Exactly reproduce the entries, dropping any pictures from your copy.

(Data items)
************

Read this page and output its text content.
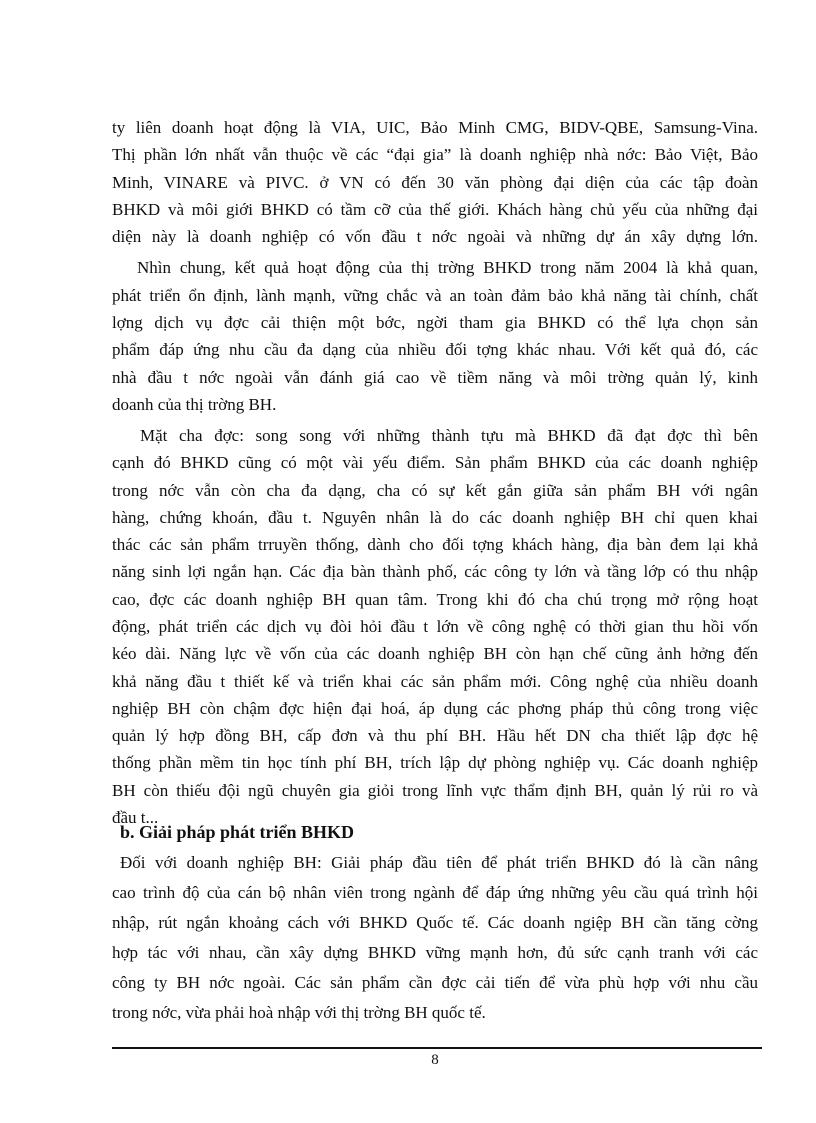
ty liên doanh hoạt động là VIA, UIC, Bảo Minh CMG, BIDV-QBE, Samsung-Vina.
Thị phần lớn nhất vẫn thuộc về các “đại gia” là doanh nghiệp nhà nớc: Bảo Việt, Bảo
Minh, VINARE và PIVC. ở VN có đến 30 văn phòng đại diện của các tập đoàn
BHKD và môi giới BHKD có tầm cỡ của thế giới. Khách hàng chủ yếu của những đại
diện này là doanh nghiệp có vốn đầu t nớc ngoài và những dự án xây dựng lớn.
Nhìn chung, kết quả hoạt động của thị trờng BHKD trong năm 2004 là khả quan,
phát triển ổn định, lành mạnh, vững chắc và an toàn đảm bảo khả năng tài chính, chất
lợng dịch vụ đợc cải thiện một bớc, ngời tham gia BHKD có thể lựa chọn sản
phẩm đáp ứng nhu cầu đa dạng của nhiều đối tợng khác nhau. Với kết quả đó, các
nhà đầu t nớc ngoài vẫn đánh giá cao về tiềm năng và môi trờng quản lý, kinh
doanh của thị trờng BH.
Mặt cha đợc: song song với những thành tựu mà BHKD đã đạt đợc thì bên
cạnh đó BHKD cũng có một vài yếu điểm. Sản phẩm BHKD của các doanh nghiệp
trong nớc vẫn còn cha đa dạng, cha có sự kết gắn giữa sản phẩm BH với ngân
hàng, chứng khoán, đầu t. Nguyên nhân là do các doanh nghiệp BH chỉ quen khai
thác các sản phẩm trruyền thống, dành cho đối tợng khách hàng, địa bàn đem lại khả
năng sinh lợi ngắn hạn. Các địa bàn thành phố, các công ty lớn và tầng lớp có thu nhập
cao, đợc các doanh nghiệp BH quan tâm. Trong khi đó cha chú trọng mở rộng hoạt
động, phát triển các dịch vụ đòi hỏi đầu t lớn về công nghệ có thời gian thu hồi vốn
kéo dài. Năng lực về vốn của các doanh nghiệp BH còn hạn chế cũng ảnh hởng đến
khả năng đầu t thiết kế và triển khai các sản phẩm mới. Công nghệ của nhiều doanh
nghiệp BH còn chậm đợc hiện đại hoá, áp dụng các phơng pháp thủ công trong việc
quản lý hợp đồng BH, cấp đơn và thu phí BH. Hầu hết DN cha thiết lập đợc hệ
thống phần mềm tin học tính phí BH, trích lập dự phòng nghiệp vụ. Các doanh nghiệp
BH còn thiếu đội ngũ chuyên gia giỏi trong lĩnh vực thẩm định BH, quản lý rủi ro và
đầu t...
8
b. Giải pháp phát triển BHKD
Đối với doanh nghiệp BH: Giải pháp đầu tiên để phát triển BHKD đó là cần nâng
cao trình độ của cán bộ nhân viên trong ngành để đáp ứng những yêu cầu quá trình hội
nhập, rút ngắn khoảng cách với BHKD Quốc tế. Các doanh ngiệp BH cần tăng cờng
hợp tác với nhau, cần xây dựng BHKD vững mạnh hơn, đủ sức cạnh tranh với các
công ty BH nớc ngoài. Các sản phẩm cần đợc cải tiến để vừa phù hợp với nhu cầu
trong nớc, vừa phải hoà nhập với thị trờng BH quốc tế.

************

> _RESPONSE BELOW_:
Read this page and output its text content.
ty liên doanh hoạt động là VIA, UIC, Bảo Minh CMG, BIDV-QBE, Samsung-Vina.
Thị phần lớn nhất vẫn thuộc về các “đại gia” là doanh nghiệp nhà nớc: Bảo Việt, Bảo
Minh, VINARE và PIVC. ở VN có đến 30 văn phòng đại diện của các tập đoàn
BHKD và môi giới BHKD có tầm cỡ của thế giới. Khách hàng chủ yếu của những đại
diện này là doanh nghiệp có vốn đầu t nớc ngoài và những dự án xây dựng lớn.
Nhìn chung, kết quả hoạt động của thị trờng BHKD trong năm 2004 là khả quan,
phát triển ổn định, lành mạnh, vững chắc và an toàn đảm bảo khả năng tài chính, chất
lợng dịch vụ đợc cải thiện một bớc, ngời tham gia BHKD có thể lựa chọn sản
phẩm đáp ứng nhu cầu đa dạng của nhiều đối tợng khác nhau. Với kết quả đó, các
nhà đầu t nớc ngoài vẫn đánh giá cao về tiềm năng và môi trờng quản lý, kinh
doanh của thị trờng BH.
Mặt cha đợc: song song với những thành tựu mà BHKD đã đạt đợc thì bên
cạnh đó BHKD cũng có một vài yếu điểm. Sản phẩm BHKD của các doanh nghiệp
trong nớc vẫn còn cha đa dạng, cha có sự kết gắn giữa sản phẩm BH với ngân
hàng, chứng khoán, đầu t. Nguyên nhân là do các doanh nghiệp BH chỉ quen khai
thác các sản phẩm trruyền thống, dành cho đối tợng khách hàng, địa bàn đem lại khả
năng sinh lợi ngắn hạn. Các địa bàn thành phố, các công ty lớn và tầng lớp có thu nhập
cao, đợc các doanh nghiệp BH quan tâm. Trong khi đó cha chú trọng mở rộng hoạt
động, phát triển các dịch vụ đòi hỏi đầu t lớn về công nghệ có thời gian thu hồi vốn
kéo dài. Năng lực về vốn của các doanh nghiệp BH còn hạn chế cũng ảnh hởng đến
khả năng đầu t thiết kế và triển khai các sản phẩm mới. Công nghệ của nhiều doanh
nghiệp BH còn chậm đợc hiện đại hoá, áp dụng các phơng pháp thủ công trong việc
quản lý hợp đồng BH, cấp đơn và thu phí BH. Hầu hết DN cha thiết lập đợc hệ
thống phần mềm tin học tính phí BH, trích lập dự phòng nghiệp vụ. Các doanh nghiệp
BH còn thiếu đội ngũ chuyên gia giỏi trong lĩnh vực thẩm định BH, quản lý rủi ro và
đầu t...
8
b. Giải pháp phát triển BHKD
Đối với doanh nghiệp BH: Giải pháp đầu tiên để phát triển BHKD đó là cần nâng
cao trình độ của cán bộ nhân viên trong ngành để đáp ứng những yêu cầu quá trình hội
nhập, rút ngắn khoảng cách với BHKD Quốc tế. Các doanh ngiệp BH cần tăng cờng
hợp tác với nhau, cần xây dựng BHKD vững mạnh hơn, đủ sức cạnh tranh với các
công ty BH nớc ngoài. Các sản phẩm cần đợc cải tiến để vừa phù hợp với nhu cầu
trong nớc, vừa phải hoà nhập với thị trờng BH quốc tế.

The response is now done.